Start of MATERIAL SUPPLIED
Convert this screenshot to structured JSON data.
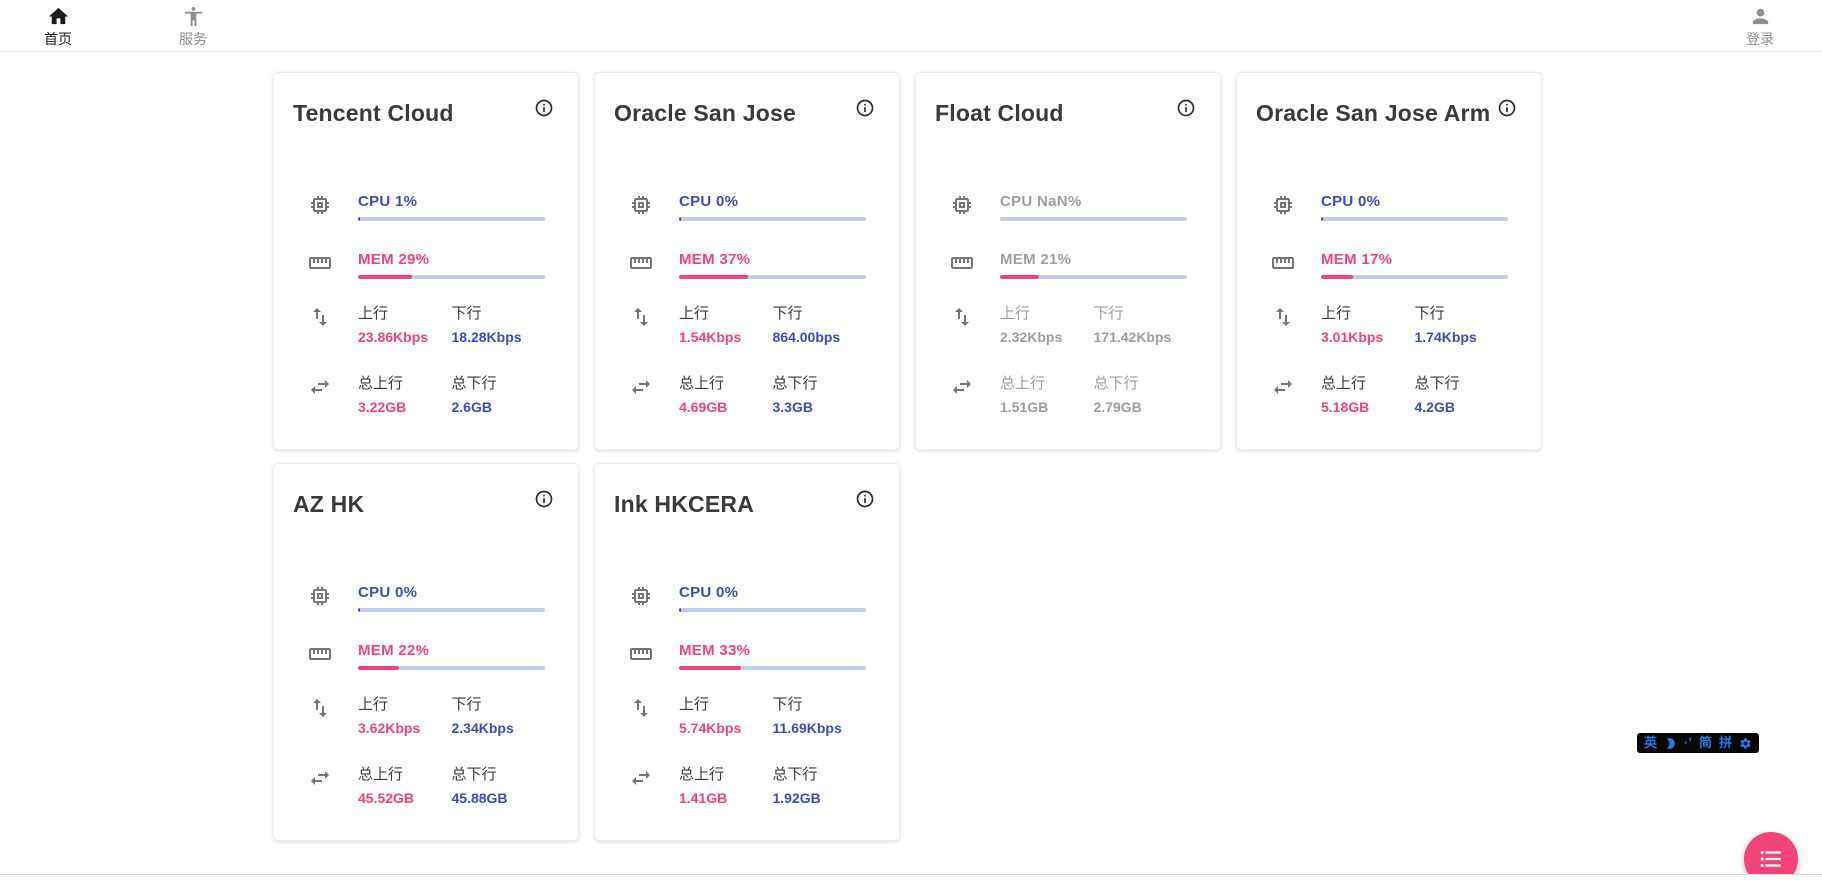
{
  "header": {
    "nav_items": [
      {
        "label": "首页",
        "icon": "home-icon",
        "active": true
      },
      {
        "label": "服务",
        "icon": "accessibility-icon",
        "active": false
      }
    ],
    "login": {
      "label": "登录",
      "icon": "person-icon"
    }
  },
  "labels": {
    "up": "上行",
    "down": "下行",
    "total_up": "总上行",
    "total_down": "总下行"
  },
  "cards": [
    {
      "name": "Tencent Cloud",
      "online": true,
      "cpu": {
        "label": "CPU 1%",
        "pct": 1
      },
      "mem": {
        "label": "MEM 29%",
        "pct": 29
      },
      "net": {
        "up": "23.86Kbps",
        "down": "18.28Kbps"
      },
      "total": {
        "up": "3.22GB",
        "down": "2.6GB"
      }
    },
    {
      "name": "Oracle San Jose",
      "online": true,
      "cpu": {
        "label": "CPU 0%",
        "pct": 0
      },
      "mem": {
        "label": "MEM 37%",
        "pct": 37
      },
      "net": {
        "up": "1.54Kbps",
        "down": "864.00bps"
      },
      "total": {
        "up": "4.69GB",
        "down": "3.3GB"
      }
    },
    {
      "name": "Float Cloud",
      "online": false,
      "cpu": {
        "label": "CPU NaN%",
        "pct": null
      },
      "mem": {
        "label": "MEM 21%",
        "pct": 21
      },
      "net": {
        "up": "2.32Kbps",
        "down": "171.42Kbps"
      },
      "total": {
        "up": "1.51GB",
        "down": "2.79GB"
      }
    },
    {
      "name": "Oracle San Jose Arm",
      "online": true,
      "cpu": {
        "label": "CPU 0%",
        "pct": 0
      },
      "mem": {
        "label": "MEM 17%",
        "pct": 17
      },
      "net": {
        "up": "3.01Kbps",
        "down": "1.74Kbps"
      },
      "total": {
        "up": "5.18GB",
        "down": "4.2GB"
      }
    },
    {
      "name": "AZ HK",
      "online": true,
      "cpu": {
        "label": "CPU 0%",
        "pct": 0
      },
      "mem": {
        "label": "MEM 22%",
        "pct": 22
      },
      "net": {
        "up": "3.62Kbps",
        "down": "2.34Kbps"
      },
      "total": {
        "up": "45.52GB",
        "down": "45.88GB"
      }
    },
    {
      "name": "Ink HKCERA",
      "online": true,
      "cpu": {
        "label": "CPU 0%",
        "pct": 0
      },
      "mem": {
        "label": "MEM 33%",
        "pct": 33
      },
      "net": {
        "up": "5.74Kbps",
        "down": "11.69Kbps"
      },
      "total": {
        "up": "1.41GB",
        "down": "1.92GB"
      }
    }
  ],
  "ime_toolbar": {
    "english": "英",
    "punctuation": "·’",
    "simplified": "简",
    "pinyin": "拼"
  },
  "colors": {
    "accent_blue": "#3d4db7",
    "accent_pink": "#f0437f",
    "bar_track": "#c7cbea",
    "offline_gray": "#9e9e9e",
    "fab_pink": "#f3437b"
  }
}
End of MATERIAL SUPPLIED
▶ _EXERCISE REQUIREMENTS_
Reproduce every entry exactly, but omit each picture.

▶ _FULL OUTPUT_
Convert this screenshot to structured JSON data.
{
  "header": {
    "nav_items": [
      {
        "label": "首页",
        "icon": "home-icon",
        "active": true
      },
      {
        "label": "服务",
        "icon": "accessibility-icon",
        "active": false
      }
    ],
    "login": {
      "label": "登录",
      "icon": "person-icon"
    }
  },
  "labels": {
    "up": "上行",
    "down": "下行",
    "total_up": "总上行",
    "total_down": "总下行"
  },
  "cards": [
    {
      "name": "Tencent Cloud",
      "online": true,
      "cpu": {
        "label": "CPU 1%",
        "pct": 1
      },
      "mem": {
        "label": "MEM 29%",
        "pct": 29
      },
      "net": {
        "up": "23.86Kbps",
        "down": "18.28Kbps"
      },
      "total": {
        "up": "3.22GB",
        "down": "2.6GB"
      }
    },
    {
      "name": "Oracle San Jose",
      "online": true,
      "cpu": {
        "label": "CPU 0%",
        "pct": 0
      },
      "mem": {
        "label": "MEM 37%",
        "pct": 37
      },
      "net": {
        "up": "1.54Kbps",
        "down": "864.00bps"
      },
      "total": {
        "up": "4.69GB",
        "down": "3.3GB"
      }
    },
    {
      "name": "Float Cloud",
      "online": false,
      "cpu": {
        "label": "CPU NaN%",
        "pct": null
      },
      "mem": {
        "label": "MEM 21%",
        "pct": 21
      },
      "net": {
        "up": "2.32Kbps",
        "down": "171.42Kbps"
      },
      "total": {
        "up": "1.51GB",
        "down": "2.79GB"
      }
    },
    {
      "name": "Oracle San Jose Arm",
      "online": true,
      "cpu": {
        "label": "CPU 0%",
        "pct": 0
      },
      "mem": {
        "label": "MEM 17%",
        "pct": 17
      },
      "net": {
        "up": "3.01Kbps",
        "down": "1.74Kbps"
      },
      "total": {
        "up": "5.18GB",
        "down": "4.2GB"
      }
    },
    {
      "name": "AZ HK",
      "online": true,
      "cpu": {
        "label": "CPU 0%",
        "pct": 0
      },
      "mem": {
        "label": "MEM 22%",
        "pct": 22
      },
      "net": {
        "up": "3.62Kbps",
        "down": "2.34Kbps"
      },
      "total": {
        "up": "45.52GB",
        "down": "45.88GB"
      }
    },
    {
      "name": "Ink HKCERA",
      "online": true,
      "cpu": {
        "label": "CPU 0%",
        "pct": 0
      },
      "mem": {
        "label": "MEM 33%",
        "pct": 33
      },
      "net": {
        "up": "5.74Kbps",
        "down": "11.69Kbps"
      },
      "total": {
        "up": "1.41GB",
        "down": "1.92GB"
      }
    }
  ],
  "ime_toolbar": {
    "english": "英",
    "punctuation": "·’",
    "simplified": "简",
    "pinyin": "拼"
  },
  "colors": {
    "accent_blue": "#3d4db7",
    "accent_pink": "#f0437f",
    "bar_track": "#c7cbea",
    "offline_gray": "#9e9e9e",
    "fab_pink": "#f3437b"
  }
}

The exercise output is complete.